DESCRIPTION DE LA TÂCHE: Poursuivez le texte sur le webdocumentaire consacré aux « hommes grenier » de Hong Kong à partir de sa dernière phrase.

TEXTE À LIRE:
Cage d'escalier pour accéder à l'appartement où vivent 10 locataires, la plupart âgés ou malades. Hong Kong. Chine. 03/2010. ©Bertrand Meunier - Tendance Floue

C’est l’histoire de deux cultures qui se rencontrent. Pas la culture occidentale et la culture chinoise. Non, la culture du documentaire au long cours qui se frotte aux contraintes du webdocumentaire. Cette histoire, Les hommes grenier du photographe Bertrand Meunier et du journaliste Michaël Sztanke, nous la raconte.

Au départ : “une interrogation sur l’urbanisme en Chine et en Asie, et les violences faites à l’homme dans sa façon de vivre”, rappelle Bertrand Meunier. Lui qui a déjà réalisé de nombreux reportages photo en Chine découvre le sujet du futur webdocumentaire dans un article de presse. À Hong Kong, des hommes et des femmes vivent dans des cages.

Dans certains immeubles, les gens vivent sur des lits superposés. Avant, les lits étaient fermés par des grillages, d’où “les homme cage”. Maintenant les grilles ont disparu, mais pas les dortoirs. On parle d’hommes grenier… Ces hommes qu’on exploite et qu’on cache.

EXTRAIT DE DONNÉES:
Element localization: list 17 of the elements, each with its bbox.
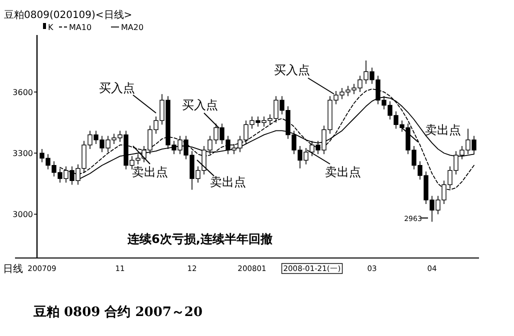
y-tick-label: 3000 bbox=[12, 210, 33, 220]
annotation: 卖出点 bbox=[210, 175, 246, 189]
y-tick-label: 3600 bbox=[12, 88, 33, 98]
legend-label: MA20 bbox=[121, 23, 144, 32]
chart-title: 豆粕0809(020109)<日线> bbox=[4, 9, 132, 21]
annotation: 卖出点 bbox=[425, 123, 461, 137]
x-axis-title: 日线 bbox=[3, 263, 23, 275]
text: K bbox=[48, 23, 54, 32]
annotation: 卖出点 bbox=[132, 165, 168, 179]
annotation: 卖出点 bbox=[325, 165, 361, 179]
annotation: 买入点 bbox=[99, 81, 135, 95]
annotation: 连续6次亏损,连续半年回撤 bbox=[126, 232, 272, 246]
legend-label: MA10 bbox=[69, 23, 92, 32]
annotation: 买入点 bbox=[274, 63, 310, 77]
text: 豆粕 0809 合约 2007～20 bbox=[32, 304, 203, 320]
y-tick-label: 3300 bbox=[12, 149, 33, 158]
annotation: 买入点 bbox=[182, 98, 218, 112]
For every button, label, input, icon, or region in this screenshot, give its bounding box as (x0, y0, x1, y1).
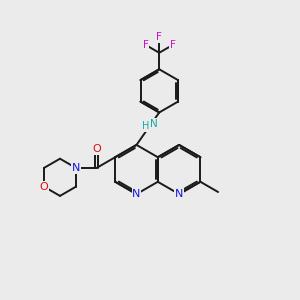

RÉPONSE CI-DESSOUS:
Pendant plus de deux mois, 5.000 "chemises rouges" ont occupé le coeur de Bangkok pour réclamer la démission du gouvernement. Le fosse s'est creuse entre les masses rurales et populaires des environs de la capitale et les élites de Bangkok. Entre le 13 mai et le 19 mai, les affrontements entre les militaires et les manifestants ont été d'une grande violence. 89 morts et 1900 blessés. Bangkok. Thaïlande. 05/2010.

Le sujet est là. Il s’inscrit dans un projet plus large pour Bertrand Meunier : travailler sur quatre villes asiatiques – Hong Kong, Tokyo, Bangkok, Shanghaï – pour en faire apparaître une cinquième, synthèse des quatre mégalopoles, synonyme de centres commerciaux et épreuve de modes de vie et de consommation communs.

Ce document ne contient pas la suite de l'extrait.